## Work to complete:
Locate each line below that includes "heading" and reproduce it.
--- Entries provided ---
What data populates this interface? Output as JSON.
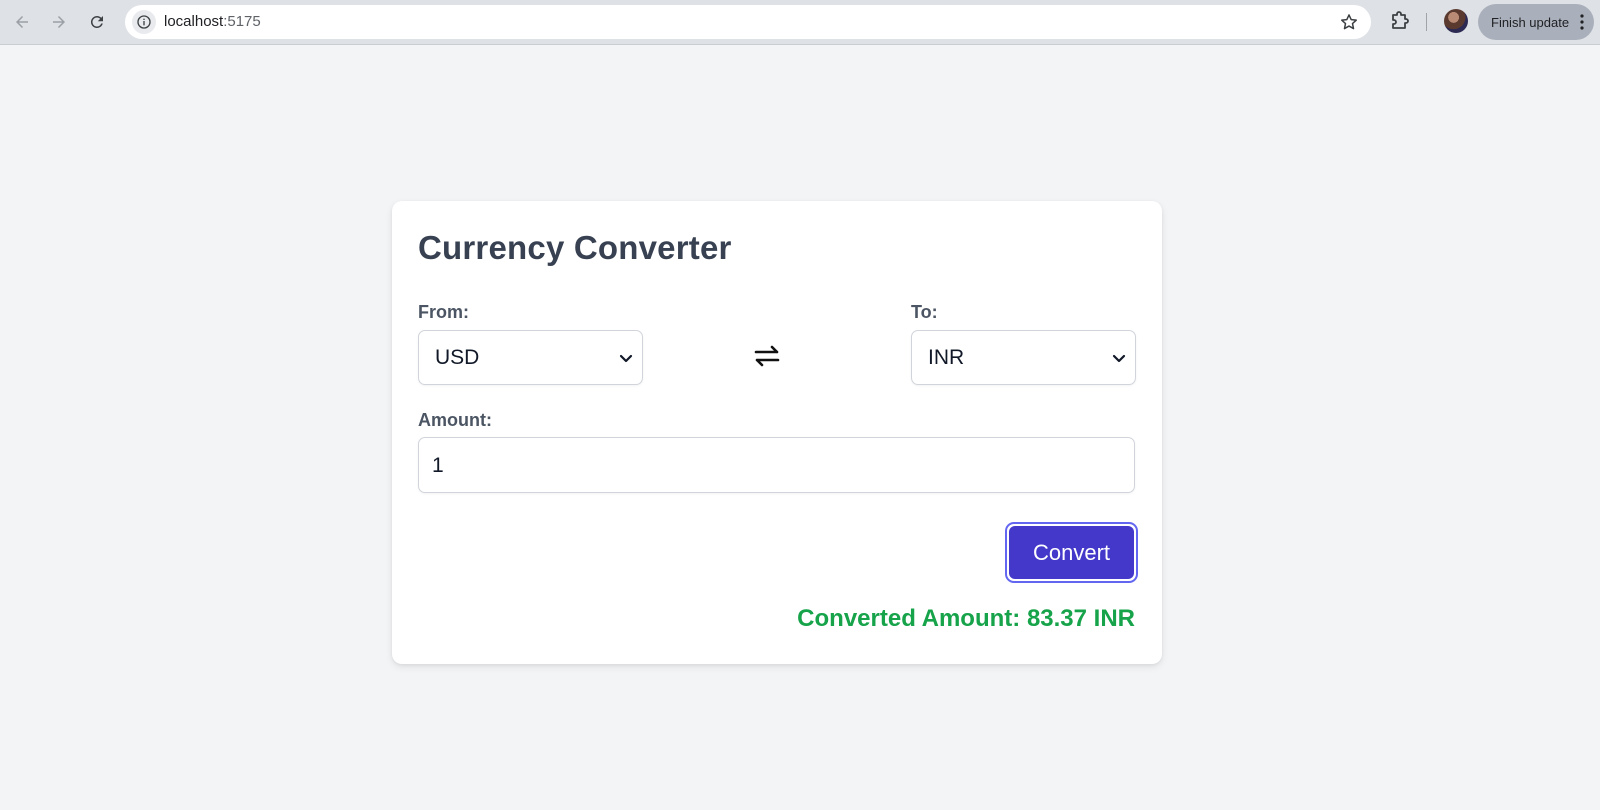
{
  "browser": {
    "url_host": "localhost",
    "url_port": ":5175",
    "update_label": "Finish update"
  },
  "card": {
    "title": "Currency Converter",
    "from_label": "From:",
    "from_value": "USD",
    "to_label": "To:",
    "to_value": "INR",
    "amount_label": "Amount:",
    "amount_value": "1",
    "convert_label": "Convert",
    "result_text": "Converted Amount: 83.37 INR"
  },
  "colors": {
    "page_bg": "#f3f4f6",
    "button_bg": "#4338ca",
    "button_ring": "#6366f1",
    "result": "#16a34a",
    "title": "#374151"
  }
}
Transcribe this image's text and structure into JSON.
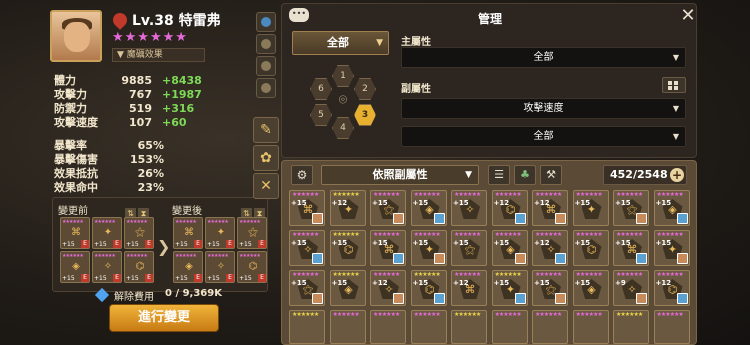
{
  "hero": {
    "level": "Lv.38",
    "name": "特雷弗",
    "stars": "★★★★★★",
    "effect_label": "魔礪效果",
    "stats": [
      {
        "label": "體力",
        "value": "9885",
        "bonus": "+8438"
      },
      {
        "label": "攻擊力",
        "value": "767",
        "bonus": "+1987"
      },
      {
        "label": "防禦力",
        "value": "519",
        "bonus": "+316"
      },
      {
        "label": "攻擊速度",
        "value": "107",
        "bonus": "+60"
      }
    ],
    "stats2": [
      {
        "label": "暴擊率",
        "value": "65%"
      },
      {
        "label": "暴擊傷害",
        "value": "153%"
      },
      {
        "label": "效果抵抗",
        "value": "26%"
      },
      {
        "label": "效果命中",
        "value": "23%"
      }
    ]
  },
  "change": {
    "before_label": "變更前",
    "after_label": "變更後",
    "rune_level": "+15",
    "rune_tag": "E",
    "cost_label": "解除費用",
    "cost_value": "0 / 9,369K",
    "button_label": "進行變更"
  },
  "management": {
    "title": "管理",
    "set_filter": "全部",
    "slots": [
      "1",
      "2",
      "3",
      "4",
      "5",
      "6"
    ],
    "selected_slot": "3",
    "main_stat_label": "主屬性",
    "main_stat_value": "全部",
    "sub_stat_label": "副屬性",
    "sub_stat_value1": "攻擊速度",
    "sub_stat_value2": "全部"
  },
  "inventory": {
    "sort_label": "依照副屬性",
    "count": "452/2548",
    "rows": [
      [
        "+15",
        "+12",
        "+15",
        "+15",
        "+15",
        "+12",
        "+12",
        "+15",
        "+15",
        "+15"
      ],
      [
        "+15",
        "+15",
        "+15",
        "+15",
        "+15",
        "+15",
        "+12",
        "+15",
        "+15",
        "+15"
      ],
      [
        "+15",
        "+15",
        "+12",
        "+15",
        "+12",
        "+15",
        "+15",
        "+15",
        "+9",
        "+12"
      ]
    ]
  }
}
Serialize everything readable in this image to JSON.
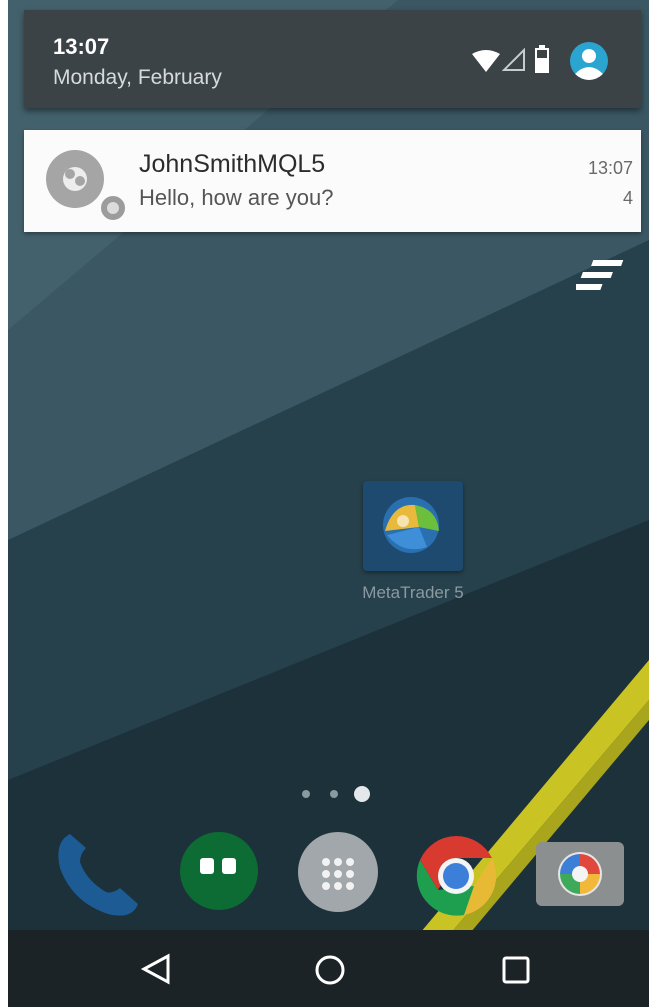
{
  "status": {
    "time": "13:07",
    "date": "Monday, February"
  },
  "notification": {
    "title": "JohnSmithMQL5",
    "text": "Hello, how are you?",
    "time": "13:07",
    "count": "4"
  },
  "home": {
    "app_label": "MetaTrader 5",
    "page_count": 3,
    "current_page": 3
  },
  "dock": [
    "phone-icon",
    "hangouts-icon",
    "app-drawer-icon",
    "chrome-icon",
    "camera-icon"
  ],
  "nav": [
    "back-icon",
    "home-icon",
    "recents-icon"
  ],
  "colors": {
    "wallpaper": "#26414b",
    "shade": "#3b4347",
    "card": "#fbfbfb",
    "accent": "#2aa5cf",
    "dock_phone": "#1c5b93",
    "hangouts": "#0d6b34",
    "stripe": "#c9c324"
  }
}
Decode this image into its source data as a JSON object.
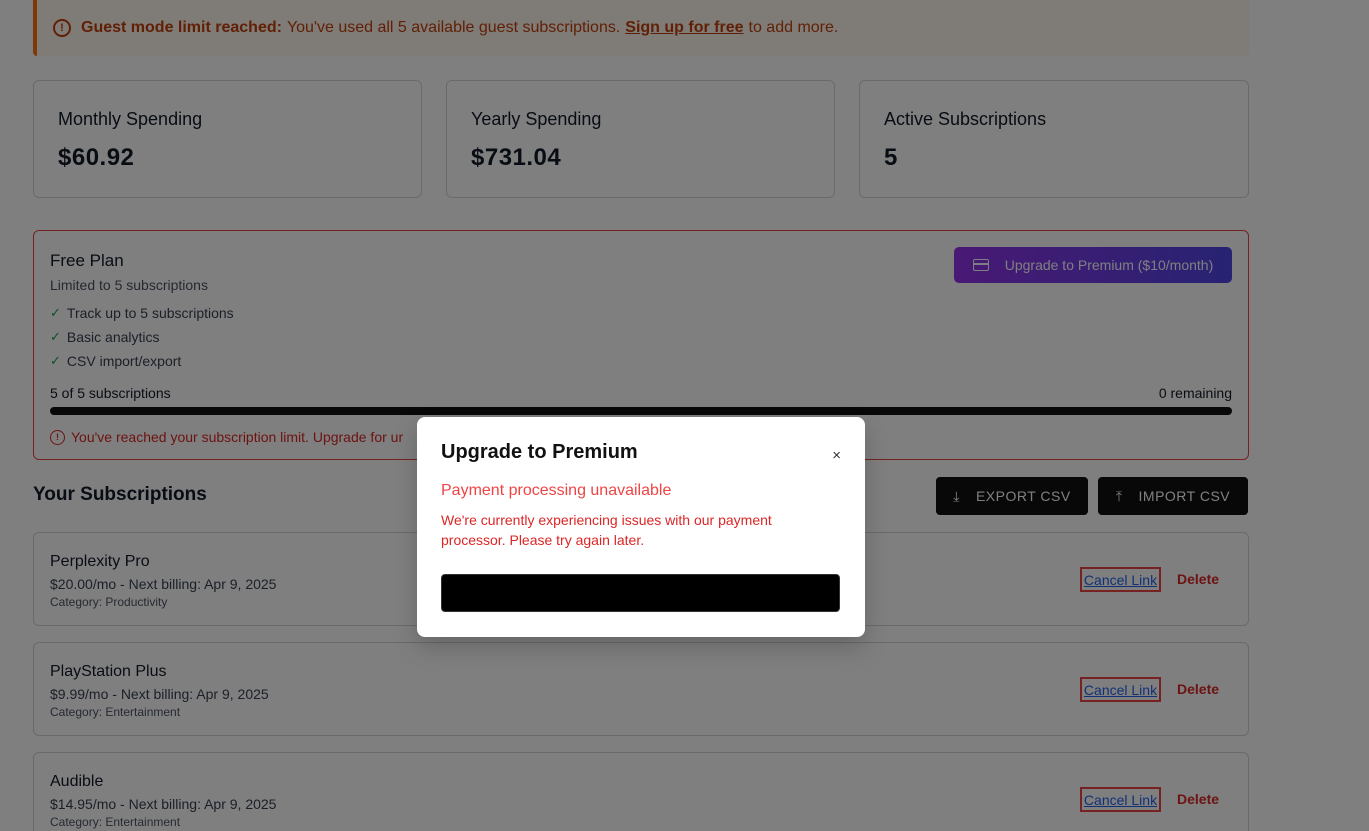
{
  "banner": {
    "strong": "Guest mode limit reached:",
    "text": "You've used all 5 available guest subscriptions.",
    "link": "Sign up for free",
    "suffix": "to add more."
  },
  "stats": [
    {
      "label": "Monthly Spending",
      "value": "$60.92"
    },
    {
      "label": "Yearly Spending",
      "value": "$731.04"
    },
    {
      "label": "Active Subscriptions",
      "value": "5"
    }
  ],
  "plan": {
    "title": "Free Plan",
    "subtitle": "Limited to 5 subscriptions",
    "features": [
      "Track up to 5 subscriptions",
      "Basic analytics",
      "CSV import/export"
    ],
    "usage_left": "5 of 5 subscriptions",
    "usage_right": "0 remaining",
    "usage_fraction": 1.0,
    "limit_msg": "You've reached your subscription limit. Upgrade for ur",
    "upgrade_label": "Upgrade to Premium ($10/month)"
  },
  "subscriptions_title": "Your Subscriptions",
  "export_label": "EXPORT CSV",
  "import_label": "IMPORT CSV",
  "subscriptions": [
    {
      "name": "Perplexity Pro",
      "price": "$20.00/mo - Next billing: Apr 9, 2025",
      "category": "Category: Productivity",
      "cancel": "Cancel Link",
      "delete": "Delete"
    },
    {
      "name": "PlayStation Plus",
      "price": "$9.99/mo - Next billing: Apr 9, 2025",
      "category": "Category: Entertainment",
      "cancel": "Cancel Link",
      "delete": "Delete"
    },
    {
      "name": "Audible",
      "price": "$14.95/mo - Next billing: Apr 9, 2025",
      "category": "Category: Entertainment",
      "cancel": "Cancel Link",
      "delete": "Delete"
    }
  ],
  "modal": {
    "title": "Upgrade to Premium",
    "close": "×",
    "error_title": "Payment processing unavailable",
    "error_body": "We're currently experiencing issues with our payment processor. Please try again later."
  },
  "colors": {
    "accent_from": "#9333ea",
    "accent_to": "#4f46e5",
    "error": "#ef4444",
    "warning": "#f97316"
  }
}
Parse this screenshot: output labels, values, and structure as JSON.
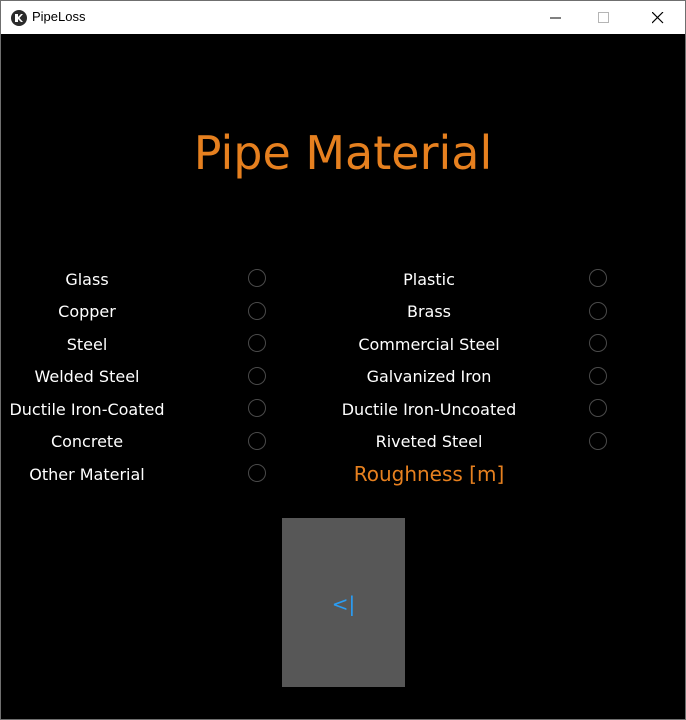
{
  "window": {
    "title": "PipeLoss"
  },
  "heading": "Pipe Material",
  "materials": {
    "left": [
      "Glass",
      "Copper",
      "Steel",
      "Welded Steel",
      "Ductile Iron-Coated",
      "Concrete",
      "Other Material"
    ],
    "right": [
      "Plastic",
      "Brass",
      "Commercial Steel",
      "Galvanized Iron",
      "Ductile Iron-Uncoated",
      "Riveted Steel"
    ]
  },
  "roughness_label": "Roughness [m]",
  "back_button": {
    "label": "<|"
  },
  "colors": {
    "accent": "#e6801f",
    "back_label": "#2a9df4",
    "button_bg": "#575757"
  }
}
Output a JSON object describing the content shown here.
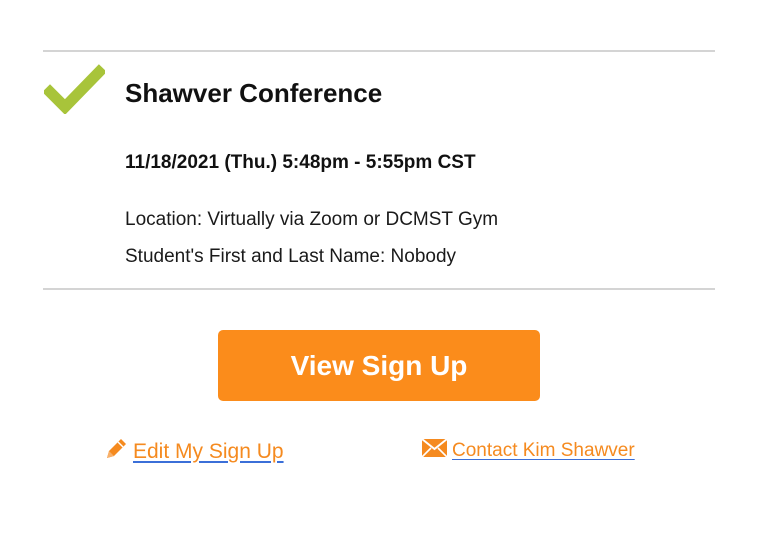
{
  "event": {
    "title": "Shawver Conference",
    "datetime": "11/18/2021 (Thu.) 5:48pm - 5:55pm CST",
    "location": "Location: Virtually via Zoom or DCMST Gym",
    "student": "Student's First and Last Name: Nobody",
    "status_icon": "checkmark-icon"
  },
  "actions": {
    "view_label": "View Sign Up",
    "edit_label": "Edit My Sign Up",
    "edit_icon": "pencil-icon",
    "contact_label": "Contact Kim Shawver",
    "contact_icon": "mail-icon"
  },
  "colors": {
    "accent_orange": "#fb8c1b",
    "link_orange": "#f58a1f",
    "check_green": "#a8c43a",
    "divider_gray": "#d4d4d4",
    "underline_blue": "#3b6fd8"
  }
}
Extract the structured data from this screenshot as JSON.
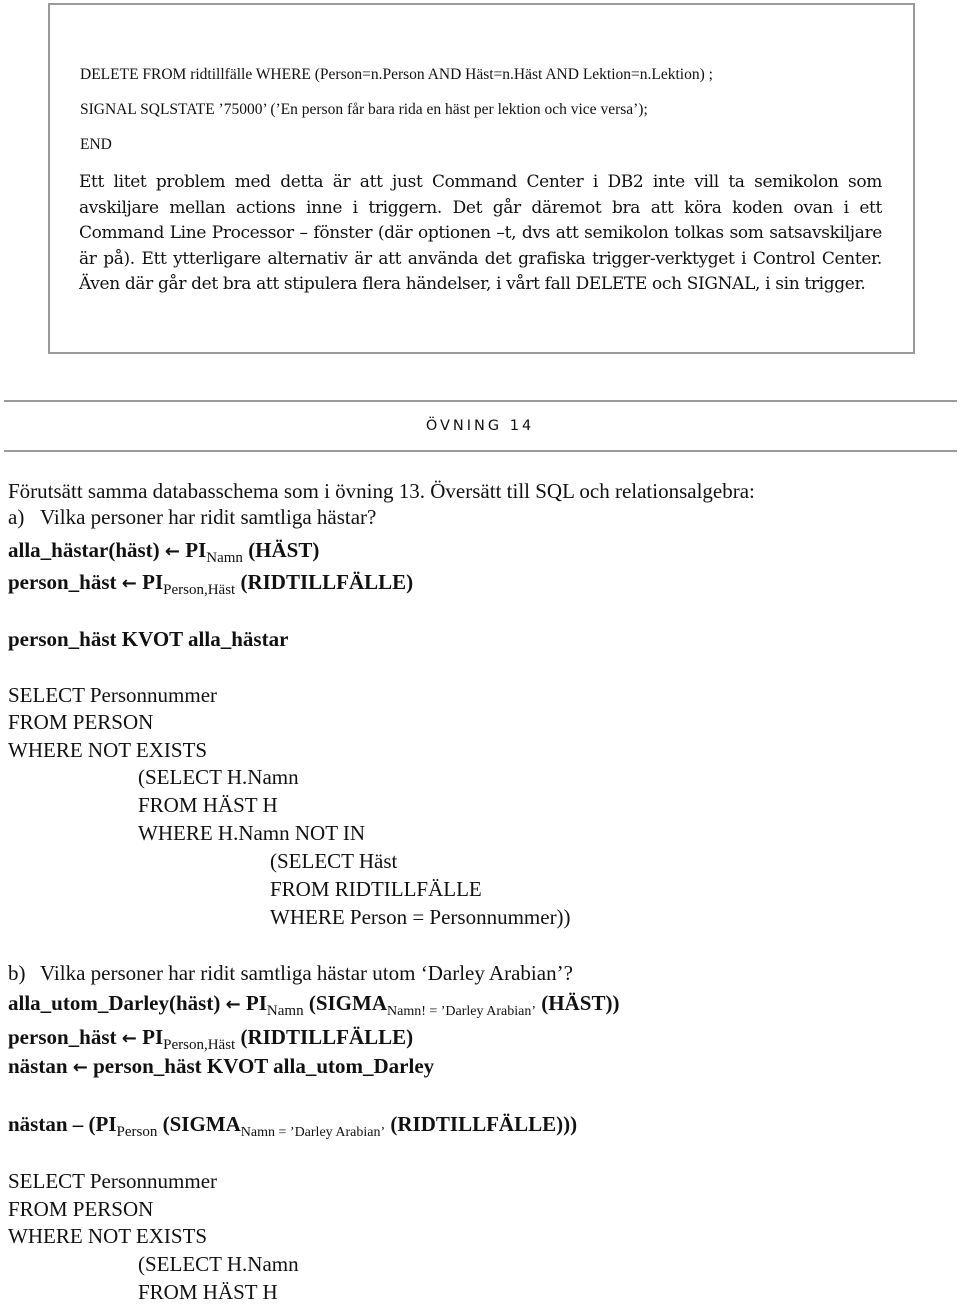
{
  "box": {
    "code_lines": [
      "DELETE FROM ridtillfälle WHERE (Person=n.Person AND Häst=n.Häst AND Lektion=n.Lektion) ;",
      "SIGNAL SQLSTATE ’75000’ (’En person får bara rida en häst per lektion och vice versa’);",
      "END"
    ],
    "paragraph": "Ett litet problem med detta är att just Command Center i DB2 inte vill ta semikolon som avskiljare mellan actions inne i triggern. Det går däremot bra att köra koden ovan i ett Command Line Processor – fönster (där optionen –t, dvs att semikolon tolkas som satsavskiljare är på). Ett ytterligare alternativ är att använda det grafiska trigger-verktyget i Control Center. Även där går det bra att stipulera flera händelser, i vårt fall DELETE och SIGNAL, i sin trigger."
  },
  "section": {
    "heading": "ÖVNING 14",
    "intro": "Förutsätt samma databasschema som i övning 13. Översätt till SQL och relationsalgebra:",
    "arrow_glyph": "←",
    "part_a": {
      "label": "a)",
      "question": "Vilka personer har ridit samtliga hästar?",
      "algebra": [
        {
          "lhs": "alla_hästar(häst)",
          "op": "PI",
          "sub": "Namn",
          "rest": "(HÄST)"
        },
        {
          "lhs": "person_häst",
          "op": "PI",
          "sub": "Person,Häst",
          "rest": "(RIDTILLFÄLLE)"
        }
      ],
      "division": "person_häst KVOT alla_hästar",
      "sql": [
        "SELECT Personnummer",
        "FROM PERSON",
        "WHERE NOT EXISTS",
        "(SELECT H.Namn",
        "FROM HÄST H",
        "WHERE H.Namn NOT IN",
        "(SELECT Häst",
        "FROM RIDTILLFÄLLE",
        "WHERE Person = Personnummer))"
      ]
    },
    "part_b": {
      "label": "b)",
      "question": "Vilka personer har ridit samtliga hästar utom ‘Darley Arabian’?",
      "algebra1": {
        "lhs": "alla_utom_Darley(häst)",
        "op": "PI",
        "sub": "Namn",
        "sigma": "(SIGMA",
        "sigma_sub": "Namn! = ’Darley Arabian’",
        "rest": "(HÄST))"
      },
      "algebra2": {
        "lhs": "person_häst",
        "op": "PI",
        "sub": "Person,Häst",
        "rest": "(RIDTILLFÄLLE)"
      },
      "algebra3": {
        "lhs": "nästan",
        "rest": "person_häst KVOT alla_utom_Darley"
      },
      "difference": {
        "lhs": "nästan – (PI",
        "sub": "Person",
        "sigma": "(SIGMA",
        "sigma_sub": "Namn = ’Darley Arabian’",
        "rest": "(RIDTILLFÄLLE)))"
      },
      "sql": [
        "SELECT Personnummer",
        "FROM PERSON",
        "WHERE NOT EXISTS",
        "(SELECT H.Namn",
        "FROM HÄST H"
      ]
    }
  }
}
---
## Solution to the problem:
  "heading": "Pipe Material",
    "heading": "ÖVNING 14",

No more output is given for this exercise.